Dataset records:
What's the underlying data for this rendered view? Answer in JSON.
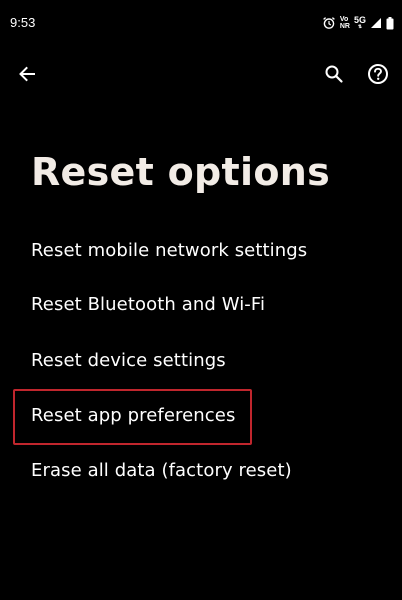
{
  "status_bar": {
    "time": "9:53",
    "volte_line1": "Vo",
    "volte_line2": "NR",
    "network_label": "5G",
    "network_sub": "⇅"
  },
  "toolbar": {
    "back_icon": "arrow-back-icon",
    "search_icon": "search-icon",
    "help_icon": "help-icon"
  },
  "page": {
    "title": "Reset options"
  },
  "options": [
    {
      "label": "Reset mobile network settings"
    },
    {
      "label": "Reset Bluetooth and Wi-Fi"
    },
    {
      "label": "Reset device settings"
    },
    {
      "label": "Reset app preferences"
    },
    {
      "label": "Erase all data (factory reset)"
    }
  ],
  "colors": {
    "background": "#000000",
    "title": "#f2ece6",
    "text": "#ffffff",
    "highlight": "#c0262d"
  }
}
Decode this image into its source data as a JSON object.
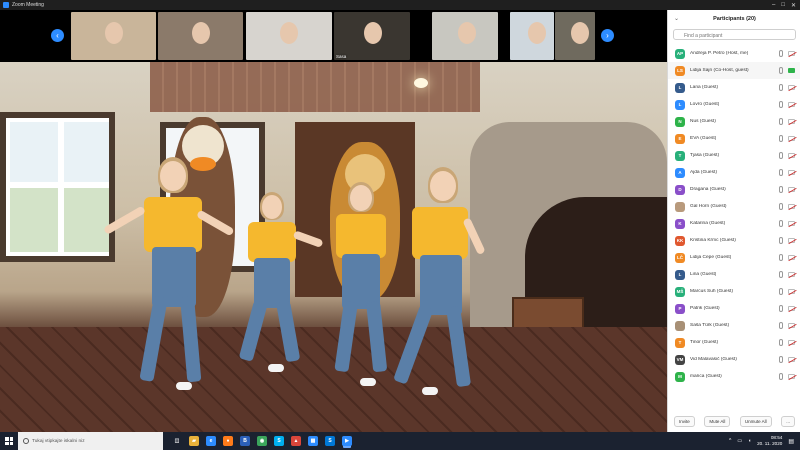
{
  "window": {
    "title": "Zoom Meeting"
  },
  "thumbnails": [
    {
      "label": "",
      "bg": "#c9b59a"
    },
    {
      "label": "",
      "bg": "#8b7a6a"
    },
    {
      "label": "",
      "bg": "#d7d4cf"
    },
    {
      "label": "Sasa",
      "bg": "#3a3630"
    },
    {
      "label": "",
      "bg": "#c8c7c0"
    },
    {
      "label": "",
      "bg": "#cfd7dd"
    },
    {
      "label": "",
      "bg": "#6f6a5e"
    }
  ],
  "participants_panel": {
    "title": "Participants (20)",
    "search_placeholder": "Find a participant",
    "participants": [
      {
        "initials": "AP",
        "name": "Andreja P. Petro (Host, me)",
        "color": "#28b07a"
      },
      {
        "initials": "LS",
        "name": "Lidija Sajn (Co-Host, guest)",
        "color": "#f08a24"
      },
      {
        "initials": "L",
        "name": "Lana (Guest)",
        "color": "#355b8c"
      },
      {
        "initials": "L",
        "name": "Lovro (Guest)",
        "color": "#2d8cff"
      },
      {
        "initials": "N",
        "name": "Nus (Guest)",
        "color": "#2eb34a"
      },
      {
        "initials": "E",
        "name": "EVA (Guest)",
        "color": "#f08a24"
      },
      {
        "initials": "T",
        "name": "Tjasa (Guest)",
        "color": "#28b07a"
      },
      {
        "initials": "A",
        "name": "Ajda (Guest)",
        "color": "#2d8cff"
      },
      {
        "initials": "D",
        "name": "Dragana (Guest)",
        "color": "#8a4fc9"
      },
      {
        "initials": "",
        "name": "Gal Horn (Guest)",
        "color": "#b89a7c"
      },
      {
        "initials": "K",
        "name": "Katarina (Guest)",
        "color": "#8a4fc9"
      },
      {
        "initials": "KK",
        "name": "Kristina Krmc (Guest)",
        "color": "#e0582f"
      },
      {
        "initials": "LČ",
        "name": "Lidija Čepe (Guest)",
        "color": "#f08a24"
      },
      {
        "initials": "L",
        "name": "Lina (Guest)",
        "color": "#355b8c"
      },
      {
        "initials": "MŠ",
        "name": "Marcus Šuh (Guest)",
        "color": "#28b07a"
      },
      {
        "initials": "P",
        "name": "Patrik (Guest)",
        "color": "#8a4fc9"
      },
      {
        "initials": "",
        "name": "Saša Türk (Guest)",
        "color": "#a89076"
      },
      {
        "initials": "T",
        "name": "Tinor (Guest)",
        "color": "#f08a24"
      },
      {
        "initials": "VM",
        "name": "Vid Malavasič (Guest)",
        "color": "#444444"
      },
      {
        "initials": "M",
        "name": "marica (Guest)",
        "color": "#2eb34a"
      }
    ],
    "footer": {
      "invite": "Invite",
      "mute_all": "Mute All",
      "unmute_all": "Unmute All",
      "more": "..."
    }
  },
  "taskbar": {
    "search_placeholder": "Tukaj vtipkajte iskalni niz",
    "time": "08:54",
    "date": "20. 11. 2020",
    "apps": [
      {
        "name": "task-view-icon",
        "glyph": "◫",
        "color": "#1b2230"
      },
      {
        "name": "file-explorer-icon",
        "glyph": "▰",
        "color": "#e8b13a"
      },
      {
        "name": "edge-icon",
        "glyph": "e",
        "color": "#2d8cff"
      },
      {
        "name": "firefox-icon",
        "glyph": "●",
        "color": "#ff7b1a"
      },
      {
        "name": "b-app-icon",
        "glyph": "B",
        "color": "#2b5fb8"
      },
      {
        "name": "chrome-icon",
        "glyph": "◉",
        "color": "#3ba55c"
      },
      {
        "name": "skype-icon",
        "glyph": "S",
        "color": "#00aff0"
      },
      {
        "name": "paint-icon",
        "glyph": "▲",
        "color": "#d9463b"
      },
      {
        "name": "photos-icon",
        "glyph": "▦",
        "color": "#2d8cff"
      },
      {
        "name": "skype2-icon",
        "glyph": "S",
        "color": "#0078d7"
      },
      {
        "name": "zoom-icon",
        "glyph": "▶",
        "color": "#2d8cff"
      }
    ]
  }
}
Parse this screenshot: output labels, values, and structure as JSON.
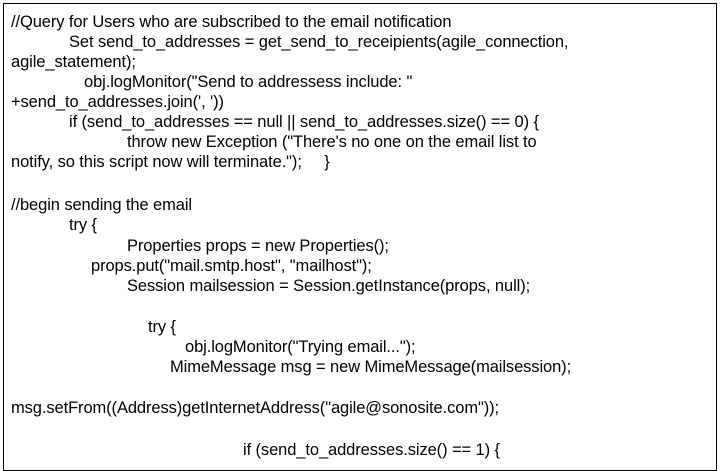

WHAT IS ASKED - Reproduce each line of the material containing the word "settings".

EXPECTED OUTPUT -
      "label": "Reset mobile network settings"
      "label": "Reset device settings"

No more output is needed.